__PROBLEM TO SOLVE__
Search the material for the word "frac" and copy each line that holds it.

--- START RECORDS ---

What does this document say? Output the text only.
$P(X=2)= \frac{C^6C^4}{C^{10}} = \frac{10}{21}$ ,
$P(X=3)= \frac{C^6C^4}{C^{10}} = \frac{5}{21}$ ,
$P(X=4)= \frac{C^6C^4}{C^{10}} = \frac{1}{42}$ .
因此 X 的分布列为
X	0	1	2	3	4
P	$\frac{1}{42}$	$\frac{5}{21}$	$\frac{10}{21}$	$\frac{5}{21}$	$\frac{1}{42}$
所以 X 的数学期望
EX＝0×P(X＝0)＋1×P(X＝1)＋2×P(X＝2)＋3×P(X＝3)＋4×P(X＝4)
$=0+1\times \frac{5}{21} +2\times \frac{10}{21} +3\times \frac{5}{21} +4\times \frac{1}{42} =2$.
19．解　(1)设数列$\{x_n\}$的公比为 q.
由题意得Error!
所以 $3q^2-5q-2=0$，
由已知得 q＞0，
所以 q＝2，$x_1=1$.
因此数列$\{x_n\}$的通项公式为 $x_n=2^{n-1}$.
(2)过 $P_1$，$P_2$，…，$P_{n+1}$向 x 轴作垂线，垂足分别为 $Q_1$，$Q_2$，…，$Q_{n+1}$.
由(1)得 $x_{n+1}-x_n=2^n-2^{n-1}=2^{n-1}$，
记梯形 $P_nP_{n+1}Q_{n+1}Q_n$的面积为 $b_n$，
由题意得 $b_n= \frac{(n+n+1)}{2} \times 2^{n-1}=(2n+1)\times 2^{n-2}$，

--- END RECORDS ---

__RESPONSE TO THE EXERCISE__
$P(X=2)= \frac{C^6C^4}{C^{10}} = \frac{10}{21}$ ,
$P(X=3)= \frac{C^6C^4}{C^{10}} = \frac{5}{21}$ ,
$P(X=4)= \frac{C^6C^4}{C^{10}} = \frac{1}{42}$ .
P	$\frac{1}{42}$	$\frac{5}{21}$	$\frac{10}{21}$	$\frac{5}{21}$	$\frac{1}{42}$
$=0+1\times \frac{5}{21} +2\times \frac{10}{21} +3\times \frac{5}{21} +4\times \frac{1}{42} =2$.
由题意得 $b_n= \frac{(n+n+1)}{2} \times 2^{n-1}=(2n+1)\times 2^{n-2}$，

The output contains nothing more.